*Goal*:
Output an exact reproduction of the data.

## Begin

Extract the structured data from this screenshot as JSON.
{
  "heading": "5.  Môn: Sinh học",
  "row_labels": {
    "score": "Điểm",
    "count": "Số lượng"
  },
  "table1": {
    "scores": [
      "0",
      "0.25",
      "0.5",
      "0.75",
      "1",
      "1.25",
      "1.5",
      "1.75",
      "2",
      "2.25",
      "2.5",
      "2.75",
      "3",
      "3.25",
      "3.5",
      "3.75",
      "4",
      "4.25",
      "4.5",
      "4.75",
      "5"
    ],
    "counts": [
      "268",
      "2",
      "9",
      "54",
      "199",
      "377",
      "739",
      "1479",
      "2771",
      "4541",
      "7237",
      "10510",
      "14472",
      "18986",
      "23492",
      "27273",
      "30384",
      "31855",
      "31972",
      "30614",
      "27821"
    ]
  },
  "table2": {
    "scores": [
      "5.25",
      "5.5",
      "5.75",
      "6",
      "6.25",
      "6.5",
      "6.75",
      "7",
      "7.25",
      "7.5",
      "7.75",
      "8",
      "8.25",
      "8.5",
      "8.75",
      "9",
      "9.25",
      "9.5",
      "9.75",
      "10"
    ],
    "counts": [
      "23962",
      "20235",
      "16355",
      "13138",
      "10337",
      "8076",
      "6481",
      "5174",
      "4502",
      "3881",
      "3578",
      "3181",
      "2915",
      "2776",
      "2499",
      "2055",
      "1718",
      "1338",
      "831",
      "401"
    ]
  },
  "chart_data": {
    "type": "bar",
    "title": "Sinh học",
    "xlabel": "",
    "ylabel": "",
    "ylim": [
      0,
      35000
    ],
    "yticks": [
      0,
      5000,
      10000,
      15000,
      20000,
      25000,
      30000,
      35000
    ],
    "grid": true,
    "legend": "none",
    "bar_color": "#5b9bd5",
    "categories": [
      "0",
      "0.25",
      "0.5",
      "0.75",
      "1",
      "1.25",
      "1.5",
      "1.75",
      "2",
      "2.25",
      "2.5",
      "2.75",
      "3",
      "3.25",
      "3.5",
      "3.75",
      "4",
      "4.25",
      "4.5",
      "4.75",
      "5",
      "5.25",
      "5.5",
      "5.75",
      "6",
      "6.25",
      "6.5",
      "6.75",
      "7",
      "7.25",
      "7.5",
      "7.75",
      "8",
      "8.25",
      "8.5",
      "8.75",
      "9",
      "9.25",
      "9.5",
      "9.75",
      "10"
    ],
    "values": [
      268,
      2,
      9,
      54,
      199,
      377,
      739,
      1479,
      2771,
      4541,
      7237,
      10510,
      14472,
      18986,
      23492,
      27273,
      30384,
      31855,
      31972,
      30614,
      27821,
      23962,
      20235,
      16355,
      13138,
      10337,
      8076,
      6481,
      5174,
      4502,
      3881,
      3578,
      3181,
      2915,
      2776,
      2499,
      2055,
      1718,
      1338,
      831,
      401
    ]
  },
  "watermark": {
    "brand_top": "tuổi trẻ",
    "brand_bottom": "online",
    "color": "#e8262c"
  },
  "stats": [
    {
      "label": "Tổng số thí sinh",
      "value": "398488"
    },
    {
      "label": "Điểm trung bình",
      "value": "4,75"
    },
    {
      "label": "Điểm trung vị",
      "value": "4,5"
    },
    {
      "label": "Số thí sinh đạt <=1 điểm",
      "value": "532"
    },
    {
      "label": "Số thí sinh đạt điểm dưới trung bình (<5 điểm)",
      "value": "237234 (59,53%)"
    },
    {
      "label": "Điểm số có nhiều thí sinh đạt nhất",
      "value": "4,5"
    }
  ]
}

## End

*Full solution*:
Extract the structured data from this screenshot as JSON.
{
  "heading": "5.  Môn: Sinh học",
  "row_labels": {
    "score": "Điểm",
    "count": "Số lượng"
  },
  "table1": {
    "scores": [
      "0",
      "0.25",
      "0.5",
      "0.75",
      "1",
      "1.25",
      "1.5",
      "1.75",
      "2",
      "2.25",
      "2.5",
      "2.75",
      "3",
      "3.25",
      "3.5",
      "3.75",
      "4",
      "4.25",
      "4.5",
      "4.75",
      "5"
    ],
    "counts": [
      "268",
      "2",
      "9",
      "54",
      "199",
      "377",
      "739",
      "1479",
      "2771",
      "4541",
      "7237",
      "10510",
      "14472",
      "18986",
      "23492",
      "27273",
      "30384",
      "31855",
      "31972",
      "30614",
      "27821"
    ]
  },
  "table2": {
    "scores": [
      "5.25",
      "5.5",
      "5.75",
      "6",
      "6.25",
      "6.5",
      "6.75",
      "7",
      "7.25",
      "7.5",
      "7.75",
      "8",
      "8.25",
      "8.5",
      "8.75",
      "9",
      "9.25",
      "9.5",
      "9.75",
      "10"
    ],
    "counts": [
      "23962",
      "20235",
      "16355",
      "13138",
      "10337",
      "8076",
      "6481",
      "5174",
      "4502",
      "3881",
      "3578",
      "3181",
      "2915",
      "2776",
      "2499",
      "2055",
      "1718",
      "1338",
      "831",
      "401"
    ]
  },
  "chart_data": {
    "type": "bar",
    "title": "Sinh học",
    "xlabel": "",
    "ylabel": "",
    "ylim": [
      0,
      35000
    ],
    "yticks": [
      0,
      5000,
      10000,
      15000,
      20000,
      25000,
      30000,
      35000
    ],
    "grid": true,
    "legend": "none",
    "bar_color": "#5b9bd5",
    "categories": [
      "0",
      "0.25",
      "0.5",
      "0.75",
      "1",
      "1.25",
      "1.5",
      "1.75",
      "2",
      "2.25",
      "2.5",
      "2.75",
      "3",
      "3.25",
      "3.5",
      "3.75",
      "4",
      "4.25",
      "4.5",
      "4.75",
      "5",
      "5.25",
      "5.5",
      "5.75",
      "6",
      "6.25",
      "6.5",
      "6.75",
      "7",
      "7.25",
      "7.5",
      "7.75",
      "8",
      "8.25",
      "8.5",
      "8.75",
      "9",
      "9.25",
      "9.5",
      "9.75",
      "10"
    ],
    "values": [
      268,
      2,
      9,
      54,
      199,
      377,
      739,
      1479,
      2771,
      4541,
      7237,
      10510,
      14472,
      18986,
      23492,
      27273,
      30384,
      31855,
      31972,
      30614,
      27821,
      23962,
      20235,
      16355,
      13138,
      10337,
      8076,
      6481,
      5174,
      4502,
      3881,
      3578,
      3181,
      2915,
      2776,
      2499,
      2055,
      1718,
      1338,
      831,
      401
    ]
  },
  "watermark": {
    "brand_top": "tuổi trẻ",
    "brand_bottom": "online",
    "color": "#e8262c"
  },
  "stats": [
    {
      "label": "Tổng số thí sinh",
      "value": "398488"
    },
    {
      "label": "Điểm trung bình",
      "value": "4,75"
    },
    {
      "label": "Điểm trung vị",
      "value": "4,5"
    },
    {
      "label": "Số thí sinh đạt <=1 điểm",
      "value": "532"
    },
    {
      "label": "Số thí sinh đạt điểm dưới trung bình (<5 điểm)",
      "value": "237234 (59,53%)"
    },
    {
      "label": "Điểm số có nhiều thí sinh đạt nhất",
      "value": "4,5"
    }
  ]
}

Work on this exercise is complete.